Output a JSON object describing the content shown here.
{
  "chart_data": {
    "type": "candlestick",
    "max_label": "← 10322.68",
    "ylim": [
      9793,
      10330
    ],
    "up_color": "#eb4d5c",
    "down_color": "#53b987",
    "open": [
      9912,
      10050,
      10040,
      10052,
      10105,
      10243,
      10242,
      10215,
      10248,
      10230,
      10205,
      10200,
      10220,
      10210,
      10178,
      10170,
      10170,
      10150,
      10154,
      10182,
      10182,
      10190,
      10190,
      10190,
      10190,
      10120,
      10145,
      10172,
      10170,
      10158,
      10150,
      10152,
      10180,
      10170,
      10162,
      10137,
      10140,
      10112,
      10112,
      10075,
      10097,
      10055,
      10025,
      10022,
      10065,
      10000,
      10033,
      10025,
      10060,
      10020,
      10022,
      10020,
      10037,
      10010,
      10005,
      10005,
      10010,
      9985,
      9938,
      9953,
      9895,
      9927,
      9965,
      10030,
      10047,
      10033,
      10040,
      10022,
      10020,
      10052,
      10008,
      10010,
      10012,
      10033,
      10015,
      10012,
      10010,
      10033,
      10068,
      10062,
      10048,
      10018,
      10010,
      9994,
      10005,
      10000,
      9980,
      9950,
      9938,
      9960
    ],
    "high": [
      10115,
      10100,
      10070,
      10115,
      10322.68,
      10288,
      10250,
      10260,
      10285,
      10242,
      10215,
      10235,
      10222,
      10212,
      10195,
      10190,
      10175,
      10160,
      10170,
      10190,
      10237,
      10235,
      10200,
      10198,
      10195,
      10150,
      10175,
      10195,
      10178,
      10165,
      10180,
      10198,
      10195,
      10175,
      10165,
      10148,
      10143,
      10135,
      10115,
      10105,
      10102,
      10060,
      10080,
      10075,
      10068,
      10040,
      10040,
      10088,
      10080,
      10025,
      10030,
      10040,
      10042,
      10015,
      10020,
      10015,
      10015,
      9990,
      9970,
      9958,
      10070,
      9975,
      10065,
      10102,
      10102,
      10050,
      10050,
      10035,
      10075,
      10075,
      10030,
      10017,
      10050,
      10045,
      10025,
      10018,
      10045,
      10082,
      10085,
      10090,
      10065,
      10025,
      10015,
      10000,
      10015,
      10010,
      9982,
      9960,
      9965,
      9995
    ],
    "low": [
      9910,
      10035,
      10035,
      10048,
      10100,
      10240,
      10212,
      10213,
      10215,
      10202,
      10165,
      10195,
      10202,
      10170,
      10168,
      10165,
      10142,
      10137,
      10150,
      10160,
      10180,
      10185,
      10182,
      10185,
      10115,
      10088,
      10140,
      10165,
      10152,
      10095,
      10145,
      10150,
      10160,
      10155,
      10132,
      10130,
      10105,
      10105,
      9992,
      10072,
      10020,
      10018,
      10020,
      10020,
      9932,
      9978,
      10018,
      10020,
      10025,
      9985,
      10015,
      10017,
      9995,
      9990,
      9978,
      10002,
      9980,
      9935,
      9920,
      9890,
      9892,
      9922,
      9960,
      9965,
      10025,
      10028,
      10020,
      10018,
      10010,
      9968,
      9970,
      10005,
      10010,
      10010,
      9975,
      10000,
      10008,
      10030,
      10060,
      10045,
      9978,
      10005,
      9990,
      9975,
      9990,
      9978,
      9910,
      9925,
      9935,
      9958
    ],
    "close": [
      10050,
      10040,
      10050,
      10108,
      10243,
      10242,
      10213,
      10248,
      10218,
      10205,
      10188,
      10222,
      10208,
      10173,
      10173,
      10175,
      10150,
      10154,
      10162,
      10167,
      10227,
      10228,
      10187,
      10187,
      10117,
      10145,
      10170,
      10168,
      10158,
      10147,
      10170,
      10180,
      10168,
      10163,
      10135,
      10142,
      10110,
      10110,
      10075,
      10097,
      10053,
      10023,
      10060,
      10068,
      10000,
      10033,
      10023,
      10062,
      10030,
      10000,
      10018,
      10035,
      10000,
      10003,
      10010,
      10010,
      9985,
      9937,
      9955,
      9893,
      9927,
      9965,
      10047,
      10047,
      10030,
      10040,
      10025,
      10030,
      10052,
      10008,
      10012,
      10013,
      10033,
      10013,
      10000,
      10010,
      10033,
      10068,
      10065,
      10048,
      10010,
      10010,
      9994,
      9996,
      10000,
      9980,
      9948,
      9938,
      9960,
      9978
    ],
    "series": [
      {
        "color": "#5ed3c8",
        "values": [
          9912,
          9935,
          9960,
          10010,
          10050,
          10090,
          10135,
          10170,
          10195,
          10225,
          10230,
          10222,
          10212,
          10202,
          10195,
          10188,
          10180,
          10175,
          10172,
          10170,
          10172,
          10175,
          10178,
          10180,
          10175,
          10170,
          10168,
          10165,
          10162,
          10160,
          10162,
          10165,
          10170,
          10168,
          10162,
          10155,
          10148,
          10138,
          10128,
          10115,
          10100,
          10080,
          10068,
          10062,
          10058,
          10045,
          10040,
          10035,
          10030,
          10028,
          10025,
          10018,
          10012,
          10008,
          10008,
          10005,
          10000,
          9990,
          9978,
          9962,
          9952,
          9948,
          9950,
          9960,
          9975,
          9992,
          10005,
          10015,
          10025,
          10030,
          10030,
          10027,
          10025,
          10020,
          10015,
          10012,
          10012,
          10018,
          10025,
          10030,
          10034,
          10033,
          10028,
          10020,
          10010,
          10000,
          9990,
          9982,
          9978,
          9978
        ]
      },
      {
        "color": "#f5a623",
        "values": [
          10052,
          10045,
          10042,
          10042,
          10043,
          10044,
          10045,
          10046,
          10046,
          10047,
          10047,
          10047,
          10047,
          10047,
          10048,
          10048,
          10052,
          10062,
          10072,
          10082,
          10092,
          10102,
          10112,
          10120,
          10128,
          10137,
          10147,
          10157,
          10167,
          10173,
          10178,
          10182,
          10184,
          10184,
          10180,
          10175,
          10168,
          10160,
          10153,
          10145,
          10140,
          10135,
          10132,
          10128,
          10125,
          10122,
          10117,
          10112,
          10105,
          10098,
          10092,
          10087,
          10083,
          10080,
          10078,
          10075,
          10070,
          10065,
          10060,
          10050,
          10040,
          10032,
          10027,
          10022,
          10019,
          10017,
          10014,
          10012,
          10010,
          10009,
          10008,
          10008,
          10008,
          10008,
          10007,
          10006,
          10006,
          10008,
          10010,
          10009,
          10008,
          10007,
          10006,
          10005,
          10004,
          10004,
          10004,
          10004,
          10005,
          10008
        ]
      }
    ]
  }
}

....

Task:
Make an exact copy of every line in the data.

Written response:
Output a JSON object describing the content shown here.
{
  "chart_data": {
    "type": "candlestick",
    "max_label": "← 10322.68",
    "ylim": [
      9793,
      10330
    ],
    "up_color": "#eb4d5c",
    "down_color": "#53b987",
    "open": [
      9912,
      10050,
      10040,
      10052,
      10105,
      10243,
      10242,
      10215,
      10248,
      10230,
      10205,
      10200,
      10220,
      10210,
      10178,
      10170,
      10170,
      10150,
      10154,
      10182,
      10182,
      10190,
      10190,
      10190,
      10190,
      10120,
      10145,
      10172,
      10170,
      10158,
      10150,
      10152,
      10180,
      10170,
      10162,
      10137,
      10140,
      10112,
      10112,
      10075,
      10097,
      10055,
      10025,
      10022,
      10065,
      10000,
      10033,
      10025,
      10060,
      10020,
      10022,
      10020,
      10037,
      10010,
      10005,
      10005,
      10010,
      9985,
      9938,
      9953,
      9895,
      9927,
      9965,
      10030,
      10047,
      10033,
      10040,
      10022,
      10020,
      10052,
      10008,
      10010,
      10012,
      10033,
      10015,
      10012,
      10010,
      10033,
      10068,
      10062,
      10048,
      10018,
      10010,
      9994,
      10005,
      10000,
      9980,
      9950,
      9938,
      9960
    ],
    "high": [
      10115,
      10100,
      10070,
      10115,
      10322.68,
      10288,
      10250,
      10260,
      10285,
      10242,
      10215,
      10235,
      10222,
      10212,
      10195,
      10190,
      10175,
      10160,
      10170,
      10190,
      10237,
      10235,
      10200,
      10198,
      10195,
      10150,
      10175,
      10195,
      10178,
      10165,
      10180,
      10198,
      10195,
      10175,
      10165,
      10148,
      10143,
      10135,
      10115,
      10105,
      10102,
      10060,
      10080,
      10075,
      10068,
      10040,
      10040,
      10088,
      10080,
      10025,
      10030,
      10040,
      10042,
      10015,
      10020,
      10015,
      10015,
      9990,
      9970,
      9958,
      10070,
      9975,
      10065,
      10102,
      10102,
      10050,
      10050,
      10035,
      10075,
      10075,
      10030,
      10017,
      10050,
      10045,
      10025,
      10018,
      10045,
      10082,
      10085,
      10090,
      10065,
      10025,
      10015,
      10000,
      10015,
      10010,
      9982,
      9960,
      9965,
      9995
    ],
    "low": [
      9910,
      10035,
      10035,
      10048,
      10100,
      10240,
      10212,
      10213,
      10215,
      10202,
      10165,
      10195,
      10202,
      10170,
      10168,
      10165,
      10142,
      10137,
      10150,
      10160,
      10180,
      10185,
      10182,
      10185,
      10115,
      10088,
      10140,
      10165,
      10152,
      10095,
      10145,
      10150,
      10160,
      10155,
      10132,
      10130,
      10105,
      10105,
      9992,
      10072,
      10020,
      10018,
      10020,
      10020,
      9932,
      9978,
      10018,
      10020,
      10025,
      9985,
      10015,
      10017,
      9995,
      9990,
      9978,
      10002,
      9980,
      9935,
      9920,
      9890,
      9892,
      9922,
      9960,
      9965,
      10025,
      10028,
      10020,
      10018,
      10010,
      9968,
      9970,
      10005,
      10010,
      10010,
      9975,
      10000,
      10008,
      10030,
      10060,
      10045,
      9978,
      10005,
      9990,
      9975,
      9990,
      9978,
      9910,
      9925,
      9935,
      9958
    ],
    "close": [
      10050,
      10040,
      10050,
      10108,
      10243,
      10242,
      10213,
      10248,
      10218,
      10205,
      10188,
      10222,
      10208,
      10173,
      10173,
      10175,
      10150,
      10154,
      10162,
      10167,
      10227,
      10228,
      10187,
      10187,
      10117,
      10145,
      10170,
      10168,
      10158,
      10147,
      10170,
      10180,
      10168,
      10163,
      10135,
      10142,
      10110,
      10110,
      10075,
      10097,
      10053,
      10023,
      10060,
      10068,
      10000,
      10033,
      10023,
      10062,
      10030,
      10000,
      10018,
      10035,
      10000,
      10003,
      10010,
      10010,
      9985,
      9937,
      9955,
      9893,
      9927,
      9965,
      10047,
      10047,
      10030,
      10040,
      10025,
      10030,
      10052,
      10008,
      10012,
      10013,
      10033,
      10013,
      10000,
      10010,
      10033,
      10068,
      10065,
      10048,
      10010,
      10010,
      9994,
      9996,
      10000,
      9980,
      9948,
      9938,
      9960,
      9978
    ],
    "series": [
      {
        "color": "#5ed3c8",
        "values": [
          9912,
          9935,
          9960,
          10010,
          10050,
          10090,
          10135,
          10170,
          10195,
          10225,
          10230,
          10222,
          10212,
          10202,
          10195,
          10188,
          10180,
          10175,
          10172,
          10170,
          10172,
          10175,
          10178,
          10180,
          10175,
          10170,
          10168,
          10165,
          10162,
          10160,
          10162,
          10165,
          10170,
          10168,
          10162,
          10155,
          10148,
          10138,
          10128,
          10115,
          10100,
          10080,
          10068,
          10062,
          10058,
          10045,
          10040,
          10035,
          10030,
          10028,
          10025,
          10018,
          10012,
          10008,
          10008,
          10005,
          10000,
          9990,
          9978,
          9962,
          9952,
          9948,
          9950,
          9960,
          9975,
          9992,
          10005,
          10015,
          10025,
          10030,
          10030,
          10027,
          10025,
          10020,
          10015,
          10012,
          10012,
          10018,
          10025,
          10030,
          10034,
          10033,
          10028,
          10020,
          10010,
          10000,
          9990,
          9982,
          9978,
          9978
        ]
      },
      {
        "color": "#f5a623",
        "values": [
          10052,
          10045,
          10042,
          10042,
          10043,
          10044,
          10045,
          10046,
          10046,
          10047,
          10047,
          10047,
          10047,
          10047,
          10048,
          10048,
          10052,
          10062,
          10072,
          10082,
          10092,
          10102,
          10112,
          10120,
          10128,
          10137,
          10147,
          10157,
          10167,
          10173,
          10178,
          10182,
          10184,
          10184,
          10180,
          10175,
          10168,
          10160,
          10153,
          10145,
          10140,
          10135,
          10132,
          10128,
          10125,
          10122,
          10117,
          10112,
          10105,
          10098,
          10092,
          10087,
          10083,
          10080,
          10078,
          10075,
          10070,
          10065,
          10060,
          10050,
          10040,
          10032,
          10027,
          10022,
          10019,
          10017,
          10014,
          10012,
          10010,
          10009,
          10008,
          10008,
          10008,
          10008,
          10007,
          10006,
          10006,
          10008,
          10010,
          10009,
          10008,
          10007,
          10006,
          10005,
          10004,
          10004,
          10004,
          10004,
          10005,
          10008
        ]
      }
    ]
  }
}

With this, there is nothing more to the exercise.